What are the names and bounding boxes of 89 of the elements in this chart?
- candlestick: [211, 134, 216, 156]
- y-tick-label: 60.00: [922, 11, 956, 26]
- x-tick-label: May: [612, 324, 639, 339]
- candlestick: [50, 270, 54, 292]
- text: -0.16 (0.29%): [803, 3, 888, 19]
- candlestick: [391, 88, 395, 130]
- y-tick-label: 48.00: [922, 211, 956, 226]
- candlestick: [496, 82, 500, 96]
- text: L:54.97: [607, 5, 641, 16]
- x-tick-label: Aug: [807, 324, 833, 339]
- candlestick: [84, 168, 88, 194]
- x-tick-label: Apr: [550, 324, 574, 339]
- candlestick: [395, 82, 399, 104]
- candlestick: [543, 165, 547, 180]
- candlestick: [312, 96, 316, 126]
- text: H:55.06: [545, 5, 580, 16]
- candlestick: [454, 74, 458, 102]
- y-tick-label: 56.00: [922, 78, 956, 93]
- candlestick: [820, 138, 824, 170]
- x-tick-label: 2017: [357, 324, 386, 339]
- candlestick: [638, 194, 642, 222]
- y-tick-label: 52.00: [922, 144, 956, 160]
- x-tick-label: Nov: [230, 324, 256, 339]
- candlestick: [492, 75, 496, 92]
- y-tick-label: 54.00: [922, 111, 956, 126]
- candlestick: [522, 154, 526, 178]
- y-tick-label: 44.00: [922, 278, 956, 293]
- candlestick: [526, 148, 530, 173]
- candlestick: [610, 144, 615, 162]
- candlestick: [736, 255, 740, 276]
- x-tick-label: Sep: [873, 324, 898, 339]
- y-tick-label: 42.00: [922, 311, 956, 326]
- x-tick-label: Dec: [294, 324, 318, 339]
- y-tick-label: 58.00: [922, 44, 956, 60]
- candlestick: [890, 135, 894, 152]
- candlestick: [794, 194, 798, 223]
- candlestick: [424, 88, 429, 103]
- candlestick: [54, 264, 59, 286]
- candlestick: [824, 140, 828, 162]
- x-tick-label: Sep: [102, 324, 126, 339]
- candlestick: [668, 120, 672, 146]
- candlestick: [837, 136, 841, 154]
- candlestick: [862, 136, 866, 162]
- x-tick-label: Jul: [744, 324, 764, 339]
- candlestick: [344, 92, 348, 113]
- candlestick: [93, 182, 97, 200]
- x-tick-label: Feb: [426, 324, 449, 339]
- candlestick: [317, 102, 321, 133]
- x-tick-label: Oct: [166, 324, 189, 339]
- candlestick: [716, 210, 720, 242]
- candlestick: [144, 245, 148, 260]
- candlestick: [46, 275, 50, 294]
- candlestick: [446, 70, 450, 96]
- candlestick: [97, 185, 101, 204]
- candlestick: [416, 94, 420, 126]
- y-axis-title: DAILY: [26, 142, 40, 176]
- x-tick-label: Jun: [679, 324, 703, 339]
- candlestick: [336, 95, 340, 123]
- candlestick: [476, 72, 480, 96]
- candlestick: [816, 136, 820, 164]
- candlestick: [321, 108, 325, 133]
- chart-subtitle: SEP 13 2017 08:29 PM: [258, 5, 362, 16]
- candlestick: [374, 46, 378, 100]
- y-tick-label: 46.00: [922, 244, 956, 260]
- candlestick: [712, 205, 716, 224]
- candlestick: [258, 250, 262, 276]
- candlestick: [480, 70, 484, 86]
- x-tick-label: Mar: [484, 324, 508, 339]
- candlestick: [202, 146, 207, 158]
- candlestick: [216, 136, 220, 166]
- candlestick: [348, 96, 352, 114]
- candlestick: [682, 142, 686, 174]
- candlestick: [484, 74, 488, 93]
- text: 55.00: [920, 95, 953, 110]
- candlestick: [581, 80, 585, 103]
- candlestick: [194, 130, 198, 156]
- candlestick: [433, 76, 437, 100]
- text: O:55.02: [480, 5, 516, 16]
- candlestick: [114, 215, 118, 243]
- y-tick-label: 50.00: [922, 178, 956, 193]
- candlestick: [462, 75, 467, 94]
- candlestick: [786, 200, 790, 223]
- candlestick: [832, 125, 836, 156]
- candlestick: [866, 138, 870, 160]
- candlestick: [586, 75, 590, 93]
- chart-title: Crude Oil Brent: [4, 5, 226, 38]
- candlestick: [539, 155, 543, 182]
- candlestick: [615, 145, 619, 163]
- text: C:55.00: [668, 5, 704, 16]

**PROBLEM REQUIREMENTS**
Copy every line of the records above, character for character and in the same order.

**SOLUTION**
What are the names and bounding boxes of 89 of the elements in this chart?
- candlestick: [211, 134, 216, 156]
- y-tick-label: 60.00: [922, 11, 956, 26]
- x-tick-label: May: [612, 324, 639, 339]
- candlestick: [50, 270, 54, 292]
- text: -0.16 (0.29%): [803, 3, 888, 19]
- candlestick: [391, 88, 395, 130]
- y-tick-label: 48.00: [922, 211, 956, 226]
- candlestick: [496, 82, 500, 96]
- text: L:54.97: [607, 5, 641, 16]
- x-tick-label: Aug: [807, 324, 833, 339]
- candlestick: [84, 168, 88, 194]
- x-tick-label: Apr: [550, 324, 574, 339]
- candlestick: [395, 82, 399, 104]
- candlestick: [543, 165, 547, 180]
- candlestick: [312, 96, 316, 126]
- text: H:55.06: [545, 5, 580, 16]
- candlestick: [454, 74, 458, 102]
- y-tick-label: 56.00: [922, 78, 956, 93]
- candlestick: [820, 138, 824, 170]
- x-tick-label: 2017: [357, 324, 386, 339]
- candlestick: [638, 194, 642, 222]
- y-tick-label: 52.00: [922, 144, 956, 160]
- x-tick-label: Nov: [230, 324, 256, 339]
- candlestick: [492, 75, 496, 92]
- y-tick-label: 54.00: [922, 111, 956, 126]
- candlestick: [522, 154, 526, 178]
- y-tick-label: 44.00: [922, 278, 956, 293]
- candlestick: [526, 148, 530, 173]
- candlestick: [610, 144, 615, 162]
- candlestick: [736, 255, 740, 276]
- x-tick-label: Sep: [873, 324, 898, 339]
- y-tick-label: 42.00: [922, 311, 956, 326]
- x-tick-label: Dec: [294, 324, 318, 339]
- y-tick-label: 58.00: [922, 44, 956, 60]
- candlestick: [890, 135, 894, 152]
- candlestick: [794, 194, 798, 223]
- candlestick: [424, 88, 429, 103]
- candlestick: [54, 264, 59, 286]
- candlestick: [824, 140, 828, 162]
- x-tick-label: Sep: [102, 324, 126, 339]
- candlestick: [668, 120, 672, 146]
- candlestick: [837, 136, 841, 154]
- candlestick: [862, 136, 866, 162]
- x-tick-label: Jul: [744, 324, 764, 339]
- candlestick: [344, 92, 348, 113]
- candlestick: [93, 182, 97, 200]
- x-tick-label: Feb: [426, 324, 449, 339]
- candlestick: [317, 102, 321, 133]
- x-tick-label: Oct: [166, 324, 189, 339]
- candlestick: [716, 210, 720, 242]
- candlestick: [144, 245, 148, 260]
- candlestick: [46, 275, 50, 294]
- candlestick: [446, 70, 450, 96]
- candlestick: [97, 185, 101, 204]
- candlestick: [416, 94, 420, 126]
- y-axis-title: DAILY: [26, 142, 40, 176]
- x-tick-label: Jun: [679, 324, 703, 339]
- candlestick: [336, 95, 340, 123]
- candlestick: [476, 72, 480, 96]
- candlestick: [816, 136, 820, 164]
- candlestick: [321, 108, 325, 133]
- chart-subtitle: SEP 13 2017 08:29 PM: [258, 5, 362, 16]
- candlestick: [374, 46, 378, 100]
- y-tick-label: 46.00: [922, 244, 956, 260]
- candlestick: [712, 205, 716, 224]
- candlestick: [258, 250, 262, 276]
- candlestick: [480, 70, 484, 86]
- x-tick-label: Mar: [484, 324, 508, 339]
- candlestick: [202, 146, 207, 158]
- candlestick: [216, 136, 220, 166]
- candlestick: [348, 96, 352, 114]
- candlestick: [682, 142, 686, 174]
- candlestick: [484, 74, 488, 93]
- text: 55.00: [920, 95, 953, 110]
- candlestick: [581, 80, 585, 103]
- candlestick: [194, 130, 198, 156]
- candlestick: [433, 76, 437, 100]
- text: O:55.02: [480, 5, 516, 16]
- candlestick: [114, 215, 118, 243]
- y-tick-label: 50.00: [922, 178, 956, 193]
- candlestick: [462, 75, 467, 94]
- candlestick: [786, 200, 790, 223]
- candlestick: [832, 125, 836, 156]
- candlestick: [866, 138, 870, 160]
- candlestick: [586, 75, 590, 93]
- chart-title: Crude Oil Brent: [4, 5, 226, 38]
- candlestick: [539, 155, 543, 182]
- candlestick: [615, 145, 619, 163]
- text: C:55.00: [668, 5, 704, 16]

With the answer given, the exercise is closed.